▸ **WORK TO BE COMPLETED**: Convert the lines into a Markdown table with the columns Row and Text, starting with the line containing "watermark-text: 知乎 @盛永Roy" and going through the line containing "row-pricing: 按时 <box>455 143 474 153</box>". Skip any blank lines.

* START *

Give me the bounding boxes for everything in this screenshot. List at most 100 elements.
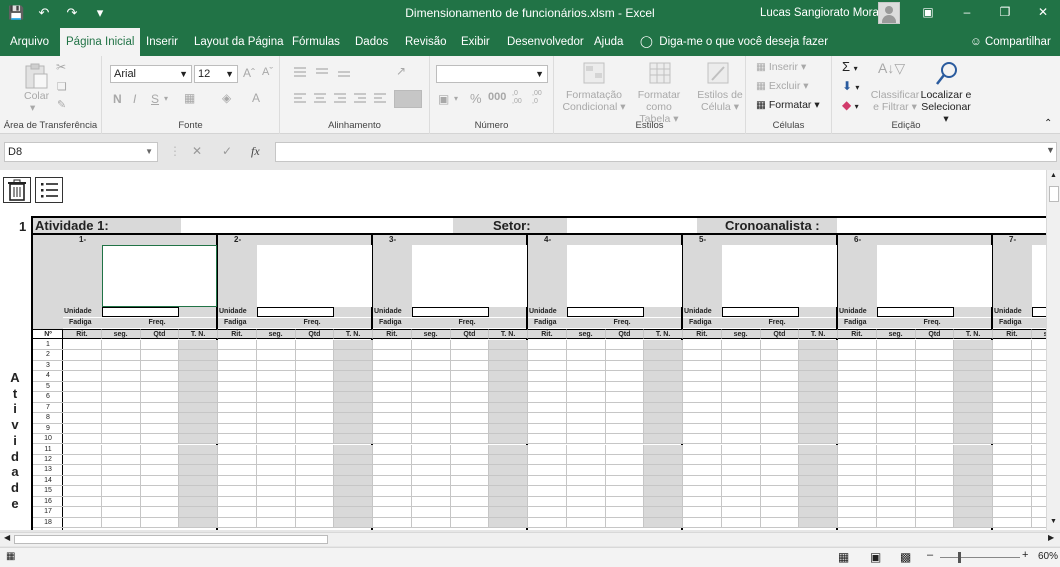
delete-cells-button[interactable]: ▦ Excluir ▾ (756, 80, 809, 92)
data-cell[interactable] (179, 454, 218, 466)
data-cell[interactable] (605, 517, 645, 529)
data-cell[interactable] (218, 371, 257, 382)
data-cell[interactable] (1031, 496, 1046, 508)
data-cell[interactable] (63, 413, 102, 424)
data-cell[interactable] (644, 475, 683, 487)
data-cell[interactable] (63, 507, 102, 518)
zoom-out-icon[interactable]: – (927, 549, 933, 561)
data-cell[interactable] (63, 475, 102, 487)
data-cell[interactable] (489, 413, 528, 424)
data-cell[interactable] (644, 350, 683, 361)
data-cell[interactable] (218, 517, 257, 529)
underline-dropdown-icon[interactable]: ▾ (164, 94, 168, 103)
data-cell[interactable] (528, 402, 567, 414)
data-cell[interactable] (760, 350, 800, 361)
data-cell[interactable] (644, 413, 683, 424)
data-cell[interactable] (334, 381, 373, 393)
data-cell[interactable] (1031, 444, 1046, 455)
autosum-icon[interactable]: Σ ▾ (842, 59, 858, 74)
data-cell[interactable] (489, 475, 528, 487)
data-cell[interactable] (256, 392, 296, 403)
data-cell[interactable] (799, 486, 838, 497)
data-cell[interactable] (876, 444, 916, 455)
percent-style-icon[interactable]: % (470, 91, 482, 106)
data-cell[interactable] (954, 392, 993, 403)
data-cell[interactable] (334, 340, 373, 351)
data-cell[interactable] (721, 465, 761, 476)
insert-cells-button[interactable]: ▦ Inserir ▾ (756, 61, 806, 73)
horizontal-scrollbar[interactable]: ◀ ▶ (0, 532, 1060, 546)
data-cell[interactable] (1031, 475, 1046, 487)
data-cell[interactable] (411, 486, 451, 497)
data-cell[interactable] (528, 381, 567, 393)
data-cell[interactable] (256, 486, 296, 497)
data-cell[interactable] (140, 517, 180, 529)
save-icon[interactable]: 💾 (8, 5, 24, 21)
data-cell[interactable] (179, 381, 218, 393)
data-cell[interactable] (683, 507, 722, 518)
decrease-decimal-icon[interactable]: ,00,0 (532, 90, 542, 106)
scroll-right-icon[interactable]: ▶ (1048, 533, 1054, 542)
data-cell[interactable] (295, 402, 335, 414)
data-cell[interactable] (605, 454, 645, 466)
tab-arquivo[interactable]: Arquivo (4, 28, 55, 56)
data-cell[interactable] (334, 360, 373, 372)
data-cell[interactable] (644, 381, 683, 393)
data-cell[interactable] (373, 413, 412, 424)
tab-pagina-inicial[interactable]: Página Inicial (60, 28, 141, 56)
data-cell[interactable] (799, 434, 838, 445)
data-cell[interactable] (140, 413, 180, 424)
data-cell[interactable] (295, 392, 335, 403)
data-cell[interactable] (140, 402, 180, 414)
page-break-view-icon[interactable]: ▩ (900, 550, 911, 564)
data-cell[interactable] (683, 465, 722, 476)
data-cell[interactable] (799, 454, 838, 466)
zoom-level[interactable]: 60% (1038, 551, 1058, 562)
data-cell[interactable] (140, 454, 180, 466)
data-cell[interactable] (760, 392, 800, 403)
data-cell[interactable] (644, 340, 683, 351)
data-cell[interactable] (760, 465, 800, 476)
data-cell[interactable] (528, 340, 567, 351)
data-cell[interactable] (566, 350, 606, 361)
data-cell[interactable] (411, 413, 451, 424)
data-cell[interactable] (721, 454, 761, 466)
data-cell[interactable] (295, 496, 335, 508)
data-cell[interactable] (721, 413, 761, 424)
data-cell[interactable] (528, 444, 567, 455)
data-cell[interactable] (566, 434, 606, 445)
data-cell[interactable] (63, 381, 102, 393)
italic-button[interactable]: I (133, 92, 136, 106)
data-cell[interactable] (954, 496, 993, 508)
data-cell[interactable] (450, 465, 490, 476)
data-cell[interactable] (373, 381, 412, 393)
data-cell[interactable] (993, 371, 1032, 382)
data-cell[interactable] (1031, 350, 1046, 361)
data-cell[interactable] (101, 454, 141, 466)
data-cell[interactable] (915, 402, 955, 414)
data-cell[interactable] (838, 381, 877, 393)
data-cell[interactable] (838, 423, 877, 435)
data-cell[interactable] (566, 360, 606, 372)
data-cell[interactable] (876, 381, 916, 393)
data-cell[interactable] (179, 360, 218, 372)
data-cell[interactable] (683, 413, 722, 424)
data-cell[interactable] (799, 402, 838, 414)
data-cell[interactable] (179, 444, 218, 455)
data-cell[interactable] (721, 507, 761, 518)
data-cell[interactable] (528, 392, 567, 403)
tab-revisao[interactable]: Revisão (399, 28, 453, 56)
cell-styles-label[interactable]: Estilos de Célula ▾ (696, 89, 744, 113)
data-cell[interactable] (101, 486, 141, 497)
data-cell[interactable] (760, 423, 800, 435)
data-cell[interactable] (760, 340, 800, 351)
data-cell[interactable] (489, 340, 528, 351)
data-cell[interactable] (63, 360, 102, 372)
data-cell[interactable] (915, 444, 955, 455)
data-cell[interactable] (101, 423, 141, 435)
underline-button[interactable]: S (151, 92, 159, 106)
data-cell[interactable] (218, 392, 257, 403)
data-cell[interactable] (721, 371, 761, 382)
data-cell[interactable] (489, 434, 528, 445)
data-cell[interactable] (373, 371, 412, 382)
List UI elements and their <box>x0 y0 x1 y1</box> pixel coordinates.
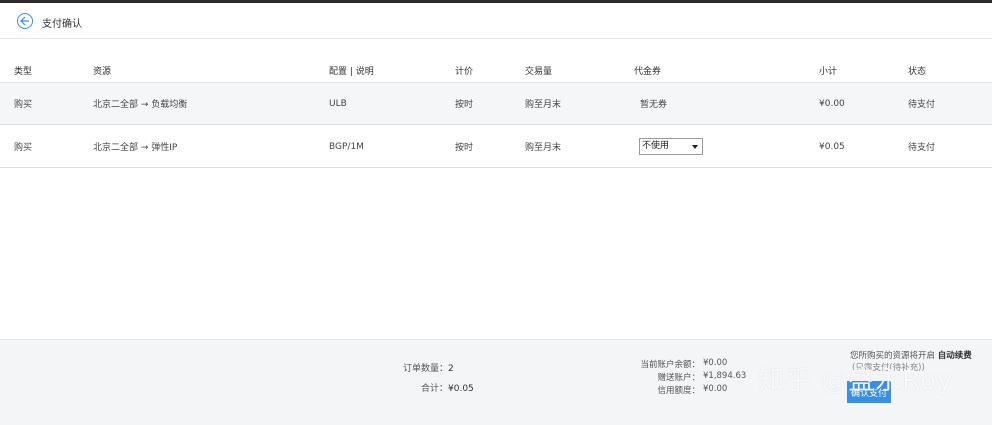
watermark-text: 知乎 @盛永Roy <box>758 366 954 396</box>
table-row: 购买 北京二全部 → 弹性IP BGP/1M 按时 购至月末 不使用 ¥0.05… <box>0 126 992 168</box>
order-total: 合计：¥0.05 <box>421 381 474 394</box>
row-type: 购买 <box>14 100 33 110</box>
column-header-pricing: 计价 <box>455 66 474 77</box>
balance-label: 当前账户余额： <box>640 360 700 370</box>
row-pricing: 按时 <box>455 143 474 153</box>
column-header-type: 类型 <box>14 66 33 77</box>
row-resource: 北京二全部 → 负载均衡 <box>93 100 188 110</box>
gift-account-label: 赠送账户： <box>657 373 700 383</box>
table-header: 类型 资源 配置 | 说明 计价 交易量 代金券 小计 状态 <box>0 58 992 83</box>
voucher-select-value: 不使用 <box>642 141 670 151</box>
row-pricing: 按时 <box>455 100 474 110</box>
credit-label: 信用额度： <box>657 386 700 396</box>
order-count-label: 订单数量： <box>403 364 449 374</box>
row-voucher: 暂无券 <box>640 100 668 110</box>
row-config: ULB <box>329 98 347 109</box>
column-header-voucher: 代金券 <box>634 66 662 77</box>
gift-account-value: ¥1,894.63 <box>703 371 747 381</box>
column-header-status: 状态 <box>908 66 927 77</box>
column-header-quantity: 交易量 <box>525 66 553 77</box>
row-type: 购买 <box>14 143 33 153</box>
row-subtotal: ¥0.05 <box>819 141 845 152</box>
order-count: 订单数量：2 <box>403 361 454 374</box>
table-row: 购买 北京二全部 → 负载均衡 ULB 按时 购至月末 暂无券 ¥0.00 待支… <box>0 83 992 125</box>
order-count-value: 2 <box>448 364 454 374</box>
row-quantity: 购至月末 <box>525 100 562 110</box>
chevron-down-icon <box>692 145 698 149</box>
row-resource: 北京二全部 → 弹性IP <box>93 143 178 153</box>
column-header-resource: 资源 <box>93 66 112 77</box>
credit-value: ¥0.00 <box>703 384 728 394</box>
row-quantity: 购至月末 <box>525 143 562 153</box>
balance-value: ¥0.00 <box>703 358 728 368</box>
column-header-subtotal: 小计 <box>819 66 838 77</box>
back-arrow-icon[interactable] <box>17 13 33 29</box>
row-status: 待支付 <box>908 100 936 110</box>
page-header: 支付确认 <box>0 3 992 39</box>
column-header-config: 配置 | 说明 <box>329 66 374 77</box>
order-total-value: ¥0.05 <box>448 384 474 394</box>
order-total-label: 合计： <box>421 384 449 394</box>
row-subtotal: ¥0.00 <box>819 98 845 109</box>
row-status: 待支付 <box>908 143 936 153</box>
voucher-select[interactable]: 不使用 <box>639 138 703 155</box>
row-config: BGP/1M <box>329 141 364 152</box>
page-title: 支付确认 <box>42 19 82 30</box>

* END *

▸ **COMPLETE OUTPUT**:
| Row | Text |
|---|---|
| 1 | watermark-text: 知乎 @盛永Roy <box>758 366 954 396</box> |
| 2 | table-row: 购买 北京二全部 → 弹性IP BGP/1M 按时 购至月末 不使用 ¥0.05… <box>0 126 992 168</box> |
| 3 | order-total: 合计：¥0.05 <box>421 381 474 394</box> |
| 4 | row-type: 购买 <box>14 100 33 110</box> |
| 5 | column-header-pricing: 计价 <box>455 66 474 77</box> |
| 6 | balance-label: 当前账户余额： <box>640 360 700 370</box> |
| 7 | row-pricing: 按时 <box>455 143 474 153</box> |